* Start Record excerpts *

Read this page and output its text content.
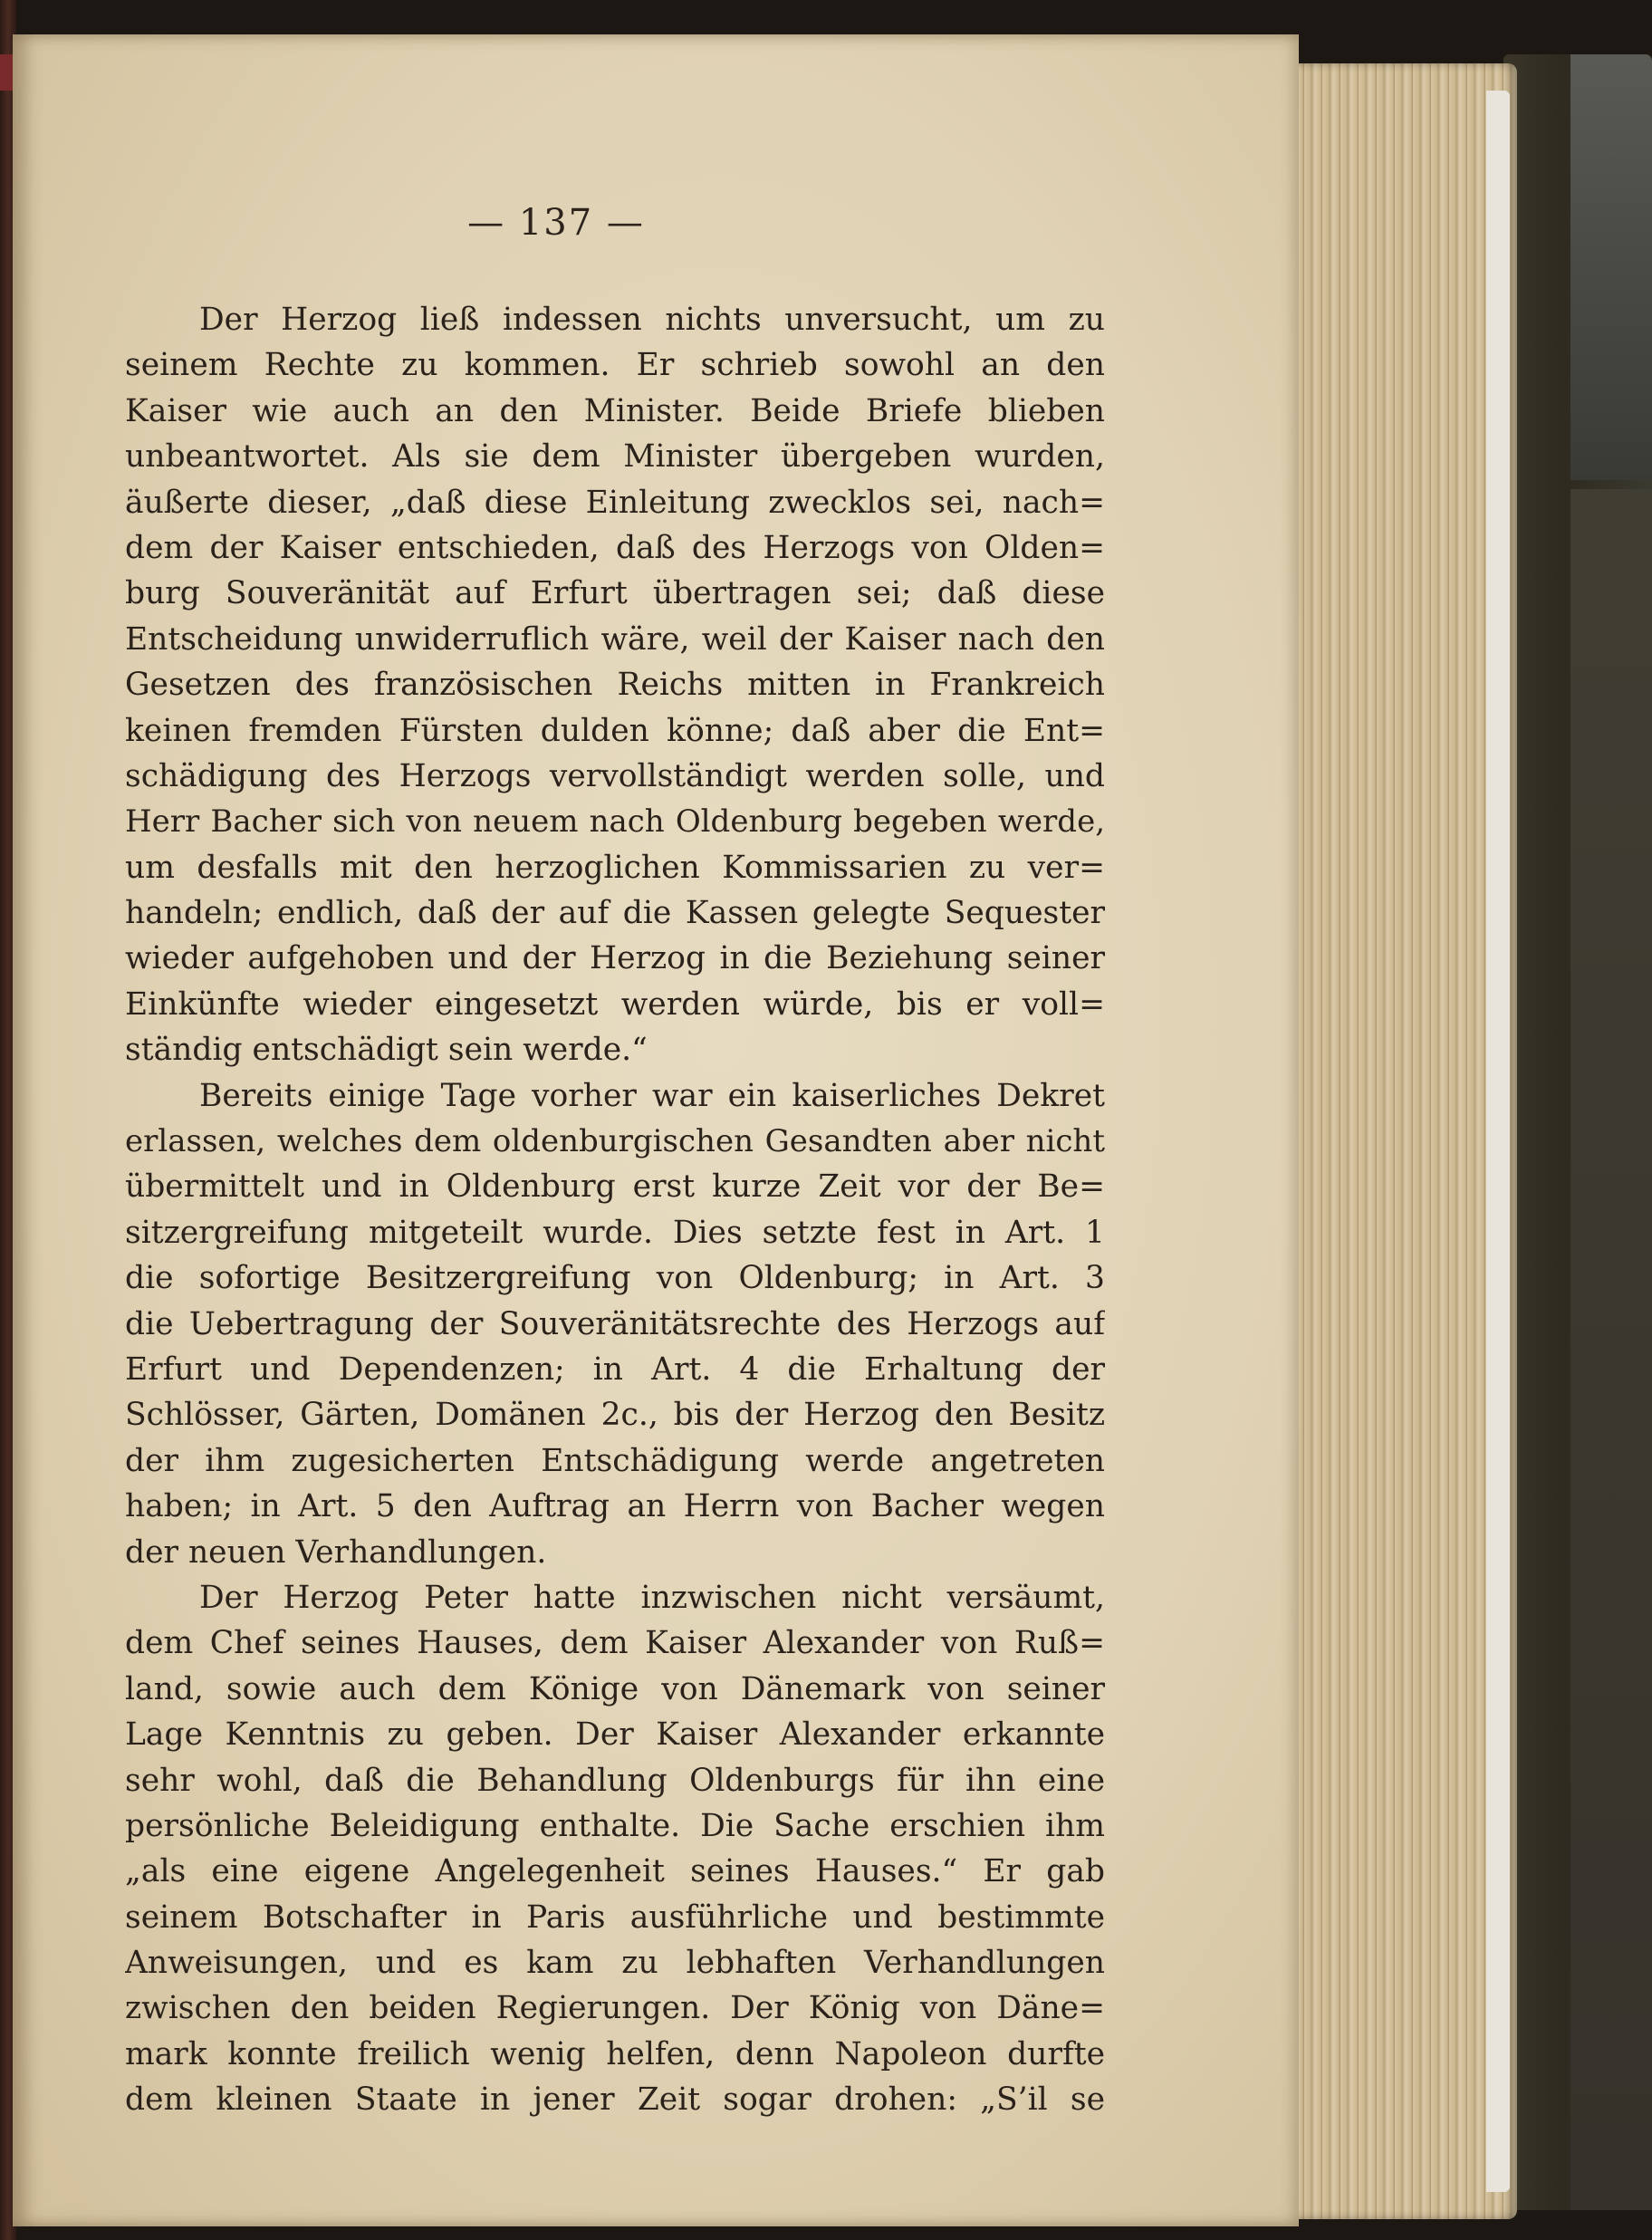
— 137 —
Der Herzog ließ indessen nichts unversucht, um zu
seinem Rechte zu kommen. Er schrieb sowohl an den
Kaiser wie auch an den Minister. Beide Briefe blieben
unbeantwortet. Als sie dem Minister übergeben wurden,
äußerte dieser, „daß diese Einleitung zwecklos sei, nach=
dem der Kaiser entschieden, daß des Herzogs von Olden=
burg Souveränität auf Erfurt übertragen sei; daß diese
Entscheidung unwiderruflich wäre, weil der Kaiser nach den
Gesetzen des französischen Reichs mitten in Frankreich
keinen fremden Fürsten dulden könne; daß aber die Ent=
schädigung des Herzogs vervollständigt werden solle, und
Herr Bacher sich von neuem nach Oldenburg begeben werde,
um desfalls mit den herzoglichen Kommissarien zu ver=
handeln; endlich, daß der auf die Kassen gelegte Sequester
wieder aufgehoben und der Herzog in die Beziehung seiner
Einkünfte wieder eingesetzt werden würde, bis er voll=
ständig entschädigt sein werde.“
Bereits einige Tage vorher war ein kaiserliches Dekret
erlassen, welches dem oldenburgischen Gesandten aber nicht
übermittelt und in Oldenburg erst kurze Zeit vor der Be=
sitzergreifung mitgeteilt wurde. Dies setzte fest in Art. 1
die sofortige Besitzergreifung von Oldenburg; in Art. 3
die Uebertragung der Souveränitätsrechte des Herzogs auf
Erfurt und Dependenzen; in Art. 4 die Erhaltung der
Schlösser, Gärten, Domänen 2c., bis der Herzog den Besitz
der ihm zugesicherten Entschädigung werde angetreten
haben; in Art. 5 den Auftrag an Herrn von Bacher wegen
der neuen Verhandlungen.
Der Herzog Peter hatte inzwischen nicht versäumt,
dem Chef seines Hauses, dem Kaiser Alexander von Ruß=
land, sowie auch dem Könige von Dänemark von seiner
Lage Kenntnis zu geben. Der Kaiser Alexander erkannte
sehr wohl, daß die Behandlung Oldenburgs für ihn eine
persönliche Beleidigung enthalte. Die Sache erschien ihm
„als eine eigene Angelegenheit seines Hauses.“ Er gab
seinem Botschafter in Paris ausführliche und bestimmte
Anweisungen, und es kam zu lebhaften Verhandlungen
zwischen den beiden Regierungen. Der König von Däne=
mark konnte freilich wenig helfen, denn Napoleon durfte
dem kleinen Staate in jener Zeit sogar drohen: „S’il se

* End Record excerpts *

■ Directions:
Retype all of the entries exactly as written, leaving out any images.

■ Result:
Read this page and output its text content.
— 137 —
Der Herzog ließ indessen nichts unversucht, um zu
seinem Rechte zu kommen. Er schrieb sowohl an den
Kaiser wie auch an den Minister. Beide Briefe blieben
unbeantwortet. Als sie dem Minister übergeben wurden,
äußerte dieser, „daß diese Einleitung zwecklos sei, nach=
dem der Kaiser entschieden, daß des Herzogs von Olden=
burg Souveränität auf Erfurt übertragen sei; daß diese
Entscheidung unwiderruflich wäre, weil der Kaiser nach den
Gesetzen des französischen Reichs mitten in Frankreich
keinen fremden Fürsten dulden könne; daß aber die Ent=
schädigung des Herzogs vervollständigt werden solle, und
Herr Bacher sich von neuem nach Oldenburg begeben werde,
um desfalls mit den herzoglichen Kommissarien zu ver=
handeln; endlich, daß der auf die Kassen gelegte Sequester
wieder aufgehoben und der Herzog in die Beziehung seiner
Einkünfte wieder eingesetzt werden würde, bis er voll=
ständig entschädigt sein werde.“
Bereits einige Tage vorher war ein kaiserliches Dekret
erlassen, welches dem oldenburgischen Gesandten aber nicht
übermittelt und in Oldenburg erst kurze Zeit vor der Be=
sitzergreifung mitgeteilt wurde. Dies setzte fest in Art. 1
die sofortige Besitzergreifung von Oldenburg; in Art. 3
die Uebertragung der Souveränitätsrechte des Herzogs auf
Erfurt und Dependenzen; in Art. 4 die Erhaltung der
Schlösser, Gärten, Domänen 2c., bis der Herzog den Besitz
der ihm zugesicherten Entschädigung werde angetreten
haben; in Art. 5 den Auftrag an Herrn von Bacher wegen
der neuen Verhandlungen.
Der Herzog Peter hatte inzwischen nicht versäumt,
dem Chef seines Hauses, dem Kaiser Alexander von Ruß=
land, sowie auch dem Könige von Dänemark von seiner
Lage Kenntnis zu geben. Der Kaiser Alexander erkannte
sehr wohl, daß die Behandlung Oldenburgs für ihn eine
persönliche Beleidigung enthalte. Die Sache erschien ihm
„als eine eigene Angelegenheit seines Hauses.“ Er gab
seinem Botschafter in Paris ausführliche und bestimmte
Anweisungen, und es kam zu lebhaften Verhandlungen
zwischen den beiden Regierungen. Der König von Däne=
mark konnte freilich wenig helfen, denn Napoleon durfte
dem kleinen Staate in jener Zeit sogar drohen: „S’il se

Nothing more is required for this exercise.